Despite the fact that the concept of sustainable development includes poverty alleviation as a major requirement to achieve sustainability, very often poorest groups are left behind. This may in part be due to the ambiguity on the part of environmental groups and public agencies that often perceive the poor as a causal factor in environmental degradation ("blaming the victim"). This exclusion may also be owing to the fact that poverty results in a lack of political capacity, social inertia, and information networking that would enable the poor to fend for themselves.

Corporate social responsibility

The CDM and emissions trading are perceived as essential components for companies to respond to international and national demands that they address greenhouse gas emissions. Companies are increasingly hopeful that market mechanisms will provide incentives necessary to internalize the costs of control (Kolke and Pinkse, 2004). They are also increasingly adopting corporate social responsibility principles driven by standards such as ISO 14001 or national legislation requiring environmental and social impact assessment. Some companies take action on climate change based on their overall commitment to sustainable development or objective to become "corporate citizens". Strategic alliances also appear as an important motivating factor for private companies, underpinned by a trend to foster partnership agreements between companies, governments and NGOs (ibid, 2004).

Governments in Latin America have become more and more open to the idea of substituting their former leadership with private sector partnerships, divesting publicly held assets particularly in the energy and transports sectors. As a result, private entities have seen it necessary to take on a quasi-government role (May et al., 1999a).4 Experience of such partnerships, however, highlight that the prevailing corporate vision, in particular in energy resource development in the tropics, has emphasised immediate financial gain over long-term financial benefits. Private companies are frequently unsuccessful in providing social services to communities in an efficient way, for several reasons, including: lack of expertise in social development, services may be perceived by shareholders as unwarranted additional expense (i.e. they cannot justify expenses to their shareholders); and governments may deflect blame for local problems due to negligence resulting in project disruption, sabotage, delay, and failure (ibid, 1999a).

Data shown:
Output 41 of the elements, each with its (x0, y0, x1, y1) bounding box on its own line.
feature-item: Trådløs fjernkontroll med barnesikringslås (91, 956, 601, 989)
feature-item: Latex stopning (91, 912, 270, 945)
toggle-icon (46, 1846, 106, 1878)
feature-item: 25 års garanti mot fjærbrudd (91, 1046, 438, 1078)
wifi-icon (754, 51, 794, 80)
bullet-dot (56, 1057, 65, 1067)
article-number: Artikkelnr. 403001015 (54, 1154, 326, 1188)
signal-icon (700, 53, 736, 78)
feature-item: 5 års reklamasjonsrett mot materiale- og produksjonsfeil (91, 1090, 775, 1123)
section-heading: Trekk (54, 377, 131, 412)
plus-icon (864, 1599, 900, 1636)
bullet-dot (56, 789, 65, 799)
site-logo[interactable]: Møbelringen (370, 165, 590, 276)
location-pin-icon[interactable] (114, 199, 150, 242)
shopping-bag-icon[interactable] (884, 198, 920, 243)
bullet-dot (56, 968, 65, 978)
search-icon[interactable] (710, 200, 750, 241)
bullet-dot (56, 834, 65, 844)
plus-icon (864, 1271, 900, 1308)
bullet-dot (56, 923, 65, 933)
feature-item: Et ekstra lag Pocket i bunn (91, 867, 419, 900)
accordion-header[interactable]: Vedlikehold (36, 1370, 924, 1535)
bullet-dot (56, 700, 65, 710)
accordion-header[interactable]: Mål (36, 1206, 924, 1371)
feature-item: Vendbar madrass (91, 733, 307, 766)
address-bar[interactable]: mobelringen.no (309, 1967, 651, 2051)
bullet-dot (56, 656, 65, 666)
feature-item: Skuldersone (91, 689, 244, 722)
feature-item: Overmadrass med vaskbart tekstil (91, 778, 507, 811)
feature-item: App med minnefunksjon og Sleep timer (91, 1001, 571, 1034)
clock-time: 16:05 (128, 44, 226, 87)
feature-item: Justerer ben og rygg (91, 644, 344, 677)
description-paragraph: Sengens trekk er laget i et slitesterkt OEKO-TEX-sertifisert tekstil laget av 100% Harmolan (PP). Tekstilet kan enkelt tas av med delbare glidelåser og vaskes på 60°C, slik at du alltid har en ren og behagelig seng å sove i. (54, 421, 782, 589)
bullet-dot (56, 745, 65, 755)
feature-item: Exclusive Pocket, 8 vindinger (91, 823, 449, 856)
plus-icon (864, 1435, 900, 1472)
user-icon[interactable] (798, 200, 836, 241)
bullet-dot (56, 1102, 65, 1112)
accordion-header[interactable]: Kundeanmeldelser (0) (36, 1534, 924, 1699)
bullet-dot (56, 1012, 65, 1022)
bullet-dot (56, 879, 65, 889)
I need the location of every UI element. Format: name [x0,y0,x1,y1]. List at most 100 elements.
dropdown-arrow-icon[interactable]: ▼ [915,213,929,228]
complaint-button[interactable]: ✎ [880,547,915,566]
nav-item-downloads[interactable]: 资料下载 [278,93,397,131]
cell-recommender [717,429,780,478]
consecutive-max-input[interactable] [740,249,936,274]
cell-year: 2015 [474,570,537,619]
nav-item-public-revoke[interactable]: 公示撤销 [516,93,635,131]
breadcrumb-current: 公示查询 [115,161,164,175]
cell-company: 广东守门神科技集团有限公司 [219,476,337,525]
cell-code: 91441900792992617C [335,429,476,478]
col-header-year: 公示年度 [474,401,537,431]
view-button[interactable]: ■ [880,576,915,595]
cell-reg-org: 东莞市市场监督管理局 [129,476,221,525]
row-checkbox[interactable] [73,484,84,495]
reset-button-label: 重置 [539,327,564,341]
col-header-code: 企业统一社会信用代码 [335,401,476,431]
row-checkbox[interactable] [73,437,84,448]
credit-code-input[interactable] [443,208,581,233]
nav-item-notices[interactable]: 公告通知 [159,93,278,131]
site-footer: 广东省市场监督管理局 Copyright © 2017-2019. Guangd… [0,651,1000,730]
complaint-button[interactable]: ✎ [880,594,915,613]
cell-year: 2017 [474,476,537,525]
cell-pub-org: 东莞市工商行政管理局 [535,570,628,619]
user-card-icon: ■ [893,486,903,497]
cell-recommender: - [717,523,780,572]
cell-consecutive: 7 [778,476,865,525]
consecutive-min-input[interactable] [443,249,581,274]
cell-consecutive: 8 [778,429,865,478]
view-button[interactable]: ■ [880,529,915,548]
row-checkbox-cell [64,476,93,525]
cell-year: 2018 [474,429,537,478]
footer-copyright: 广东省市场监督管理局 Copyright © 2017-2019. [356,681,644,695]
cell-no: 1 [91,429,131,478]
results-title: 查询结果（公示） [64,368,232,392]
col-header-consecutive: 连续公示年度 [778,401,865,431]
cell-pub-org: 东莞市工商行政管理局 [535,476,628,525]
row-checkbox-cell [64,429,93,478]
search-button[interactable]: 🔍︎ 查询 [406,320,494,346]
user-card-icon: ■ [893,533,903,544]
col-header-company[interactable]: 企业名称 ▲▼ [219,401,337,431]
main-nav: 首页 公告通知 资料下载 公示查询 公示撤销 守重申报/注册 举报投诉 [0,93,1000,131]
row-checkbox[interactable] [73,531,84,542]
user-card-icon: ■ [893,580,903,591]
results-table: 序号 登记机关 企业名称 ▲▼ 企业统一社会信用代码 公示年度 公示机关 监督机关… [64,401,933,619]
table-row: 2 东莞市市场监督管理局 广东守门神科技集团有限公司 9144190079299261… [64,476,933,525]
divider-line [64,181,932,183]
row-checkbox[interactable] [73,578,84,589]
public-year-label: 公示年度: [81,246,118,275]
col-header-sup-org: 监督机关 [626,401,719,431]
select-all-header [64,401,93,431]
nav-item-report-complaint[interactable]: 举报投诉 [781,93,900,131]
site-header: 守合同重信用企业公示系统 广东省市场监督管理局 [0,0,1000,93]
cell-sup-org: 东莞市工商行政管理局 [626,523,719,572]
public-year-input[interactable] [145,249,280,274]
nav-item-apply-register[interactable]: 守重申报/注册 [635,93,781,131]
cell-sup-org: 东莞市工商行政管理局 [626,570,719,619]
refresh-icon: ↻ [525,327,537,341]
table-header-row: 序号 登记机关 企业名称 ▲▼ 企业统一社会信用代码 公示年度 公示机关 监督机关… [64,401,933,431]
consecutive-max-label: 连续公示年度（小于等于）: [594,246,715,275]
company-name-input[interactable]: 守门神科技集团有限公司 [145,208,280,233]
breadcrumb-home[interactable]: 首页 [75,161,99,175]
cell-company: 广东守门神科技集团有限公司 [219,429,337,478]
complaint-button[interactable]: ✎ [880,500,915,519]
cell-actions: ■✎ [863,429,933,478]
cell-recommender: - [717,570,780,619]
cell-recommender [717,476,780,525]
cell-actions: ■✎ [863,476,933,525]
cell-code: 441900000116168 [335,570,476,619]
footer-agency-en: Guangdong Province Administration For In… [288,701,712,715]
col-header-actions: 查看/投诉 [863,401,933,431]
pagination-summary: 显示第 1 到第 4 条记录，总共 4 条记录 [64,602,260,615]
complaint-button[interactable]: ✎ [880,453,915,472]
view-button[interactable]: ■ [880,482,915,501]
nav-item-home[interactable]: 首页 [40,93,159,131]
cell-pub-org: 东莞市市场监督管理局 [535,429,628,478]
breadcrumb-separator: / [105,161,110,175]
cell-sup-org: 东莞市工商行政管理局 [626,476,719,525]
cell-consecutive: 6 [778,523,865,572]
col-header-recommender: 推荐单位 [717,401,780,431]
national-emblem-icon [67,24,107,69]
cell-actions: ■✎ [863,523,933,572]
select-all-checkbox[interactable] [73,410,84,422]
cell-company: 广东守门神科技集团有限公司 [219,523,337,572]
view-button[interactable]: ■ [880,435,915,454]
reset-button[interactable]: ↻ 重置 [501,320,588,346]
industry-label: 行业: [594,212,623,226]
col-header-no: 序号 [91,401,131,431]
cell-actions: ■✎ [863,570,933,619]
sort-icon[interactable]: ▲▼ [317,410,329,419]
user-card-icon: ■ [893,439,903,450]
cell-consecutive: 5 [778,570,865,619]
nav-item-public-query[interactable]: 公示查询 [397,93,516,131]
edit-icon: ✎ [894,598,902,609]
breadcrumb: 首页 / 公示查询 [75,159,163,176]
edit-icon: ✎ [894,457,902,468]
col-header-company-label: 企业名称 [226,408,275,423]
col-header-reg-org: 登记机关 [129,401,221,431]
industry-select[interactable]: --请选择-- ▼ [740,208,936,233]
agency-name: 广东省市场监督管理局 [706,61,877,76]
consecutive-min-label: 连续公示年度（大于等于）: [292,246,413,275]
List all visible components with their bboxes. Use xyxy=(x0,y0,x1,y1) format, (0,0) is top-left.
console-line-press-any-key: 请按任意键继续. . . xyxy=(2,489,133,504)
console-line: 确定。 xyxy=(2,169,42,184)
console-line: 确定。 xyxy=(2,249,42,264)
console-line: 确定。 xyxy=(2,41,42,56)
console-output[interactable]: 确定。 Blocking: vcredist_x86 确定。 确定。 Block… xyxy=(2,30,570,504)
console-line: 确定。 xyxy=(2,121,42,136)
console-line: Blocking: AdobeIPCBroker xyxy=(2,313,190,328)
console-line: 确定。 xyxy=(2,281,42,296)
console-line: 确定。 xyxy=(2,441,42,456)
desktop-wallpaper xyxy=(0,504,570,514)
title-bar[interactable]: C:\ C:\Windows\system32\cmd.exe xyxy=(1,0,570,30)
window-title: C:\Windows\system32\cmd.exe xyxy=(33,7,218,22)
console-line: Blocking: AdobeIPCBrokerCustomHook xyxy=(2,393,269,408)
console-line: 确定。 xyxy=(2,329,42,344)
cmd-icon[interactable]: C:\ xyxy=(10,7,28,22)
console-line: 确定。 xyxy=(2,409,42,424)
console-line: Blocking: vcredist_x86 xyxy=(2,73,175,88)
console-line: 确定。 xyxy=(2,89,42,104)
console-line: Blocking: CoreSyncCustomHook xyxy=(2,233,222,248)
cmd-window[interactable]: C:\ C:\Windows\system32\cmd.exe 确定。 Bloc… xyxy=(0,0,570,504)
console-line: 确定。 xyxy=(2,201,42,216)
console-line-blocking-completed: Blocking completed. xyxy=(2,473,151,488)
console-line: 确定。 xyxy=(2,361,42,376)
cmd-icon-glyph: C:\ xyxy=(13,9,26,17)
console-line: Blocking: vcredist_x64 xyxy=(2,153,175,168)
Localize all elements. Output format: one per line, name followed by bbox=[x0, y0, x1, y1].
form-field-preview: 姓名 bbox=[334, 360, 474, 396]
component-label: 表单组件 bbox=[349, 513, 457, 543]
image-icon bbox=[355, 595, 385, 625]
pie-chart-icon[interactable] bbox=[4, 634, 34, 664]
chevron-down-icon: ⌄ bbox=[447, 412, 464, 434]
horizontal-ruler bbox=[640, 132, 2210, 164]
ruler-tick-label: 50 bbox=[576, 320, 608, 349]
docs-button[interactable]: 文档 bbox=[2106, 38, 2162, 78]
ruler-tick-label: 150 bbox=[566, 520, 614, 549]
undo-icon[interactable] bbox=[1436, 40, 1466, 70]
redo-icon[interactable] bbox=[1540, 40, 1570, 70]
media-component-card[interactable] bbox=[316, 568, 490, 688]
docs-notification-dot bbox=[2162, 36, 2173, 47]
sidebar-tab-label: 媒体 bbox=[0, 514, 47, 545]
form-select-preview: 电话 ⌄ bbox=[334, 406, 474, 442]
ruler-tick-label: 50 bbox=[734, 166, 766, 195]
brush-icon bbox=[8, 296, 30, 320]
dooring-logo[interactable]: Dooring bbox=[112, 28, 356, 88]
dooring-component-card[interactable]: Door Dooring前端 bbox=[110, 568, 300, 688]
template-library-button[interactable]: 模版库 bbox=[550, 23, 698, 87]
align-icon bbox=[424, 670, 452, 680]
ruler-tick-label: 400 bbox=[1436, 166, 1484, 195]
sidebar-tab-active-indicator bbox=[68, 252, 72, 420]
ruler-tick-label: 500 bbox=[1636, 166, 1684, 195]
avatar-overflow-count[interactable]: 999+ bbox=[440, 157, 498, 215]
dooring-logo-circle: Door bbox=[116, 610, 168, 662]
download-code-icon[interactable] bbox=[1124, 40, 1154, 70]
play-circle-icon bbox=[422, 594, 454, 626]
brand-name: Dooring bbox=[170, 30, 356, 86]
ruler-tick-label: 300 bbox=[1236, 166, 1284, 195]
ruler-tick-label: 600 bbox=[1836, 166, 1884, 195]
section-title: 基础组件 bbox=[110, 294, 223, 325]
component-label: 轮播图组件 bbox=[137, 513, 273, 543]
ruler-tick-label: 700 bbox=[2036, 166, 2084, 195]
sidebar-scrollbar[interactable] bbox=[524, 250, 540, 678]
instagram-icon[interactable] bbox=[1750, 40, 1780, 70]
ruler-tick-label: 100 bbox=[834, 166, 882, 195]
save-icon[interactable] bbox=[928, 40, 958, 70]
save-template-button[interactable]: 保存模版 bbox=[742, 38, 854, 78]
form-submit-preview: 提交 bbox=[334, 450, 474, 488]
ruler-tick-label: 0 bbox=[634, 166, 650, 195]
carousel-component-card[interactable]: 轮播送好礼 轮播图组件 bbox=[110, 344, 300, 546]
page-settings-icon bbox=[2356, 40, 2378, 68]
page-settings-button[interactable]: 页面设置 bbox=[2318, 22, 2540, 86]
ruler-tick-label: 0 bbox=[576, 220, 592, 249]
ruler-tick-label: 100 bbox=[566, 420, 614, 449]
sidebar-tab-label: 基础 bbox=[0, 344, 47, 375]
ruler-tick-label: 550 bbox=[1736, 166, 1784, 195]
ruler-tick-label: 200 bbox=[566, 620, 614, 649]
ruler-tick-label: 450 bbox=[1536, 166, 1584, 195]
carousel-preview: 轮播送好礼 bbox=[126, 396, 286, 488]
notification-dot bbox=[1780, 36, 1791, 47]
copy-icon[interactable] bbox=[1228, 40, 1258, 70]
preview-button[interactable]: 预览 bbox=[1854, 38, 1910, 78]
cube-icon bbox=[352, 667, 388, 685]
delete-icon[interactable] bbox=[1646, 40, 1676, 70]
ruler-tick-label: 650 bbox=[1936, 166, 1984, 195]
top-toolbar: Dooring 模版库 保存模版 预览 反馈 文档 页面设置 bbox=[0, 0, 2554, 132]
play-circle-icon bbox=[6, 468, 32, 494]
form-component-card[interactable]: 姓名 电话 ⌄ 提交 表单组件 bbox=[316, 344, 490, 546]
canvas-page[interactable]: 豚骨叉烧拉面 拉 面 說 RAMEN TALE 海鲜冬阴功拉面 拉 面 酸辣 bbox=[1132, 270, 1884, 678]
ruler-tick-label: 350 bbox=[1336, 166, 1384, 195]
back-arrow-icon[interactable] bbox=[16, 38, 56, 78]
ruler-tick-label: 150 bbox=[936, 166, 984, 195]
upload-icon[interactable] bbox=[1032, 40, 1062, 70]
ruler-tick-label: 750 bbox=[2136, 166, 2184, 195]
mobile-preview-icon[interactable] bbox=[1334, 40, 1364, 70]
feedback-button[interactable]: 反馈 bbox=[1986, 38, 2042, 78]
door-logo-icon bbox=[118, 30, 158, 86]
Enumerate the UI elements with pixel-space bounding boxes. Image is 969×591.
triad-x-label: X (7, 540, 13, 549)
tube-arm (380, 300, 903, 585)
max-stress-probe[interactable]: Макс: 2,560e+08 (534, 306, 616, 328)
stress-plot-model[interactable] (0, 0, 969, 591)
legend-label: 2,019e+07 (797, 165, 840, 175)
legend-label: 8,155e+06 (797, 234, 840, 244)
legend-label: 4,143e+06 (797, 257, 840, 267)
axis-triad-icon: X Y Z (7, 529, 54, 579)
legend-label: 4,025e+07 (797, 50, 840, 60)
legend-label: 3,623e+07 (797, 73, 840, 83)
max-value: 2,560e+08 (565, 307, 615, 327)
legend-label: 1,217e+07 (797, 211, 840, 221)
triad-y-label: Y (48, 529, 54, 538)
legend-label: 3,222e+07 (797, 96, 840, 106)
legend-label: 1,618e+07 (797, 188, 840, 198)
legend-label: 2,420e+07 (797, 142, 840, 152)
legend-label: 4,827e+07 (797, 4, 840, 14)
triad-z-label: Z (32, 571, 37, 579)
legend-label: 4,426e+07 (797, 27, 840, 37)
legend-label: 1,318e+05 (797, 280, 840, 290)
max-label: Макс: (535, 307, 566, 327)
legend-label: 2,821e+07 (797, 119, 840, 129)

What is required: Which standard does the text on sustainable development and corporate social responsibility name as driving companies to adopt corporate social responsibility principles?

Response to the task: ISO 14001.